== TASK MATERIAL ==
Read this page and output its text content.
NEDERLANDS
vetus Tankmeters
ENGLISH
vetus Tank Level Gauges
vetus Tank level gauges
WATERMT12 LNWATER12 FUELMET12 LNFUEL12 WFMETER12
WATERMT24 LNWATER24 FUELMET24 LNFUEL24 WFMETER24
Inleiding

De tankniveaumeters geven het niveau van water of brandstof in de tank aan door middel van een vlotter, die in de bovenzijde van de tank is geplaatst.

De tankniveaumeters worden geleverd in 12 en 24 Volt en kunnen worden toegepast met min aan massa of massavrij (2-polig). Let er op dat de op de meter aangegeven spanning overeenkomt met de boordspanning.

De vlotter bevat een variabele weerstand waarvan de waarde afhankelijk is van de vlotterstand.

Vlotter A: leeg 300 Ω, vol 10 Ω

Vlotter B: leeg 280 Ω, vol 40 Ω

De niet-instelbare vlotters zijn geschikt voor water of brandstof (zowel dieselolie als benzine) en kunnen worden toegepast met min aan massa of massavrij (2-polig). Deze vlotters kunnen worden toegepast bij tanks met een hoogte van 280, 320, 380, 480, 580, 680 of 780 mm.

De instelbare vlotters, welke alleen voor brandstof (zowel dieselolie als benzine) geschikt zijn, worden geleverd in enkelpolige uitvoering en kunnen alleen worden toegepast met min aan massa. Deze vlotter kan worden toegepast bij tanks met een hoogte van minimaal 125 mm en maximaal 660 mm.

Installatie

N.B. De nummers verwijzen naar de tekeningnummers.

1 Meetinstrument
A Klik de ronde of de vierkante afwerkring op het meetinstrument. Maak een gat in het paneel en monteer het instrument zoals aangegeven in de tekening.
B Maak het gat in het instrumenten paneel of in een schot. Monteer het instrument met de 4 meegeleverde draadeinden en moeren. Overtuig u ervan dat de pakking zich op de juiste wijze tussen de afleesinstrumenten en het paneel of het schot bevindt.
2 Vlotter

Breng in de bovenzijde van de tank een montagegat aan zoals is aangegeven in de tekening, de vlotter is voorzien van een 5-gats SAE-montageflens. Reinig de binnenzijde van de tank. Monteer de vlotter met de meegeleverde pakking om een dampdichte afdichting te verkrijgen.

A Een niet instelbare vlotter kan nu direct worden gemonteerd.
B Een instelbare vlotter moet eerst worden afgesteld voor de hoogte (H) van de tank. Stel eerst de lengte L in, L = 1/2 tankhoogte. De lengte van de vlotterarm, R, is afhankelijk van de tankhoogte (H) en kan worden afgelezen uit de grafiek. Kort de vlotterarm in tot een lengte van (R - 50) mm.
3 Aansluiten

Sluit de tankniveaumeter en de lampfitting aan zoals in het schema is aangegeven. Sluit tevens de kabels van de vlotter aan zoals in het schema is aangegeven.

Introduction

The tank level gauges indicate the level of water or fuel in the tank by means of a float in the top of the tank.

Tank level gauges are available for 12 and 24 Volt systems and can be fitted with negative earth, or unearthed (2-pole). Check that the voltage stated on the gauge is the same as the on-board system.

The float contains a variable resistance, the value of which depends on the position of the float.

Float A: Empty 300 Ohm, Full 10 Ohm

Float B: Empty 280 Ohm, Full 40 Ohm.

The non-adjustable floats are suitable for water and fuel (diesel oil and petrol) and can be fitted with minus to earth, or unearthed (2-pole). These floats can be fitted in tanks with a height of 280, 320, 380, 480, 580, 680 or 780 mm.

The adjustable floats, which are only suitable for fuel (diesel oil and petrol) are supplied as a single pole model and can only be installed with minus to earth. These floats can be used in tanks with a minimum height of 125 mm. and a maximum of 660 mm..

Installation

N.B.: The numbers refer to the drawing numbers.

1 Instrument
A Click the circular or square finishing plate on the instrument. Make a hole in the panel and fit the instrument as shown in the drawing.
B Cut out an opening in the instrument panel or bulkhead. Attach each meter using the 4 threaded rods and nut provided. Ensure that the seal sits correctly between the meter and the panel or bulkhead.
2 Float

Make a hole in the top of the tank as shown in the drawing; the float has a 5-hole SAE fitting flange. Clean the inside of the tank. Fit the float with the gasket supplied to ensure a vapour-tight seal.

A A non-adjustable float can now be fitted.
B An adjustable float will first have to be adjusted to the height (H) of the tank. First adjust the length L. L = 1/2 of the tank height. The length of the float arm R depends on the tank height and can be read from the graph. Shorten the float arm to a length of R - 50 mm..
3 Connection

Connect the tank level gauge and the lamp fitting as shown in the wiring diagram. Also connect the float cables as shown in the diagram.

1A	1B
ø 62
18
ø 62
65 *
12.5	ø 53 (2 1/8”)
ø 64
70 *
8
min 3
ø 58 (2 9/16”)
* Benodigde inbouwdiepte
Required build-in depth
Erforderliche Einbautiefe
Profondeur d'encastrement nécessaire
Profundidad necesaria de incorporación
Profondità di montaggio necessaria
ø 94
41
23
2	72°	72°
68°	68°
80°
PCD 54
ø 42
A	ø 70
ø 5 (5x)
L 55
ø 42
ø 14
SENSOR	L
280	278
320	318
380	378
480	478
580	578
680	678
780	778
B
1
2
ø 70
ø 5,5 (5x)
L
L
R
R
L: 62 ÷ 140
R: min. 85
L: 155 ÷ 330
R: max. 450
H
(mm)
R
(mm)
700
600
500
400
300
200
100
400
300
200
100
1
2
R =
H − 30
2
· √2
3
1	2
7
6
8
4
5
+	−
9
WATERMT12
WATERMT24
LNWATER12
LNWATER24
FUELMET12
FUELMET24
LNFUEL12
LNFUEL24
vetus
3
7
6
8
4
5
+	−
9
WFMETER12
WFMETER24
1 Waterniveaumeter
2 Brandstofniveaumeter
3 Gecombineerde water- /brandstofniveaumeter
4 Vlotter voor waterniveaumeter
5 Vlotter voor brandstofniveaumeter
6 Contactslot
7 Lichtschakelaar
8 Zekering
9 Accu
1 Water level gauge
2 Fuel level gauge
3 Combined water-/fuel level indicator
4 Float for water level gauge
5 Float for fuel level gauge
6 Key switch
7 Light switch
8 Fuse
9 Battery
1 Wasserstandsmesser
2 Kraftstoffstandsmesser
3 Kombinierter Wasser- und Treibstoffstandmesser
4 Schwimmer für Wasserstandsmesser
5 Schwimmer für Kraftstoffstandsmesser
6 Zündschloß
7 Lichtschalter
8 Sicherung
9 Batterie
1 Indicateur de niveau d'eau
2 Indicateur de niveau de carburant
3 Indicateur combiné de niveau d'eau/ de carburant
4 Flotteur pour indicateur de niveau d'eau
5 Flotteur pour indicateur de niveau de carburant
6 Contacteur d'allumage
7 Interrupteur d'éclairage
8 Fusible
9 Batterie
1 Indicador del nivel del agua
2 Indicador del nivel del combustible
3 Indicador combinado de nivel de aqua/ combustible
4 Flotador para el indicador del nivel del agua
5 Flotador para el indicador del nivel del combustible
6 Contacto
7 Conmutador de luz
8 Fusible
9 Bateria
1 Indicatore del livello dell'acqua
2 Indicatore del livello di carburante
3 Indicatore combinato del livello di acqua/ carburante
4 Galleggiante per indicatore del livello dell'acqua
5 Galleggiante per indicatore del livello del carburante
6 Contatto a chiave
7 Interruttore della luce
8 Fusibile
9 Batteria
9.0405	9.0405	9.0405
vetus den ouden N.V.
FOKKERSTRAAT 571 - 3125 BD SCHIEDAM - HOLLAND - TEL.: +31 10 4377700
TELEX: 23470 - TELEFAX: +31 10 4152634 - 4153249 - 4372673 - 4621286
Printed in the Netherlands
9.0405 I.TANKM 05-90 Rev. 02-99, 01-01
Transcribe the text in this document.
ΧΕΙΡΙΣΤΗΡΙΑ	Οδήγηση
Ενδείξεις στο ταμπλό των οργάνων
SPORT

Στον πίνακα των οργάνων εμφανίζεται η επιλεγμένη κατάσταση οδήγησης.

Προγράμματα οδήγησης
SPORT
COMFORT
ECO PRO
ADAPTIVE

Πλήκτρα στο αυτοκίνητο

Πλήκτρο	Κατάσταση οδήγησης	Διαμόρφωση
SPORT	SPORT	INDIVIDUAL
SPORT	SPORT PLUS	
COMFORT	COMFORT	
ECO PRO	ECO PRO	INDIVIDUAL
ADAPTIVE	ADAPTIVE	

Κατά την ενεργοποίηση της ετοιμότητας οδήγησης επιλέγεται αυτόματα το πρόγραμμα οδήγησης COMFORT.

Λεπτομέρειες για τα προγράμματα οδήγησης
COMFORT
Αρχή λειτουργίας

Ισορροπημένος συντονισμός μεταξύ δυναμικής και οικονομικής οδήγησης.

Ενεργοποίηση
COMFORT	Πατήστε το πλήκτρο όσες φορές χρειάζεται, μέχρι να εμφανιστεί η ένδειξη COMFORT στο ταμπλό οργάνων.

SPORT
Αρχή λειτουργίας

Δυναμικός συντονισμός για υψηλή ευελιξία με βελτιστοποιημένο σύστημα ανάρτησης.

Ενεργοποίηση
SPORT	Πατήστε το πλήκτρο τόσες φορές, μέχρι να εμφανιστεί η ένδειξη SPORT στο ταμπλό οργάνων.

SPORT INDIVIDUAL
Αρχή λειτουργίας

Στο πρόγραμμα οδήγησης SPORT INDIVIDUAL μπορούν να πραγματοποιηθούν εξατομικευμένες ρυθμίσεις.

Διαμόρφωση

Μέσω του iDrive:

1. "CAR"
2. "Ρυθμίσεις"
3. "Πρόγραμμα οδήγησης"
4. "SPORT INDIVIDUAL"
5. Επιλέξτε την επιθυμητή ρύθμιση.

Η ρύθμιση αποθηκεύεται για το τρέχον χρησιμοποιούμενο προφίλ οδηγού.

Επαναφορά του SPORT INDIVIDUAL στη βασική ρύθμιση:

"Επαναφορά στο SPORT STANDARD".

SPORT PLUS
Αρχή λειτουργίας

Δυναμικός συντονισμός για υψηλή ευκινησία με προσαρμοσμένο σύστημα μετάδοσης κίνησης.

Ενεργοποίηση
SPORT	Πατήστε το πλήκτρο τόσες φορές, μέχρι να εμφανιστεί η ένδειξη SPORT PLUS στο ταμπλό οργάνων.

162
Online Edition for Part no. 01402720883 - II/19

== REQUEST ==
Extract every line from the records above that contains the word "σύστημα".

== RESULT ==
Δυναμικός συντονισμός για υψηλή ευελιξία με βελτιστοποιημένο σύστημα ανάρτησης.
Δυναμικός συντονισμός για υψηλή ευκινησία με προσαρμοσμένο σύστημα μετάδοσης κίνησης.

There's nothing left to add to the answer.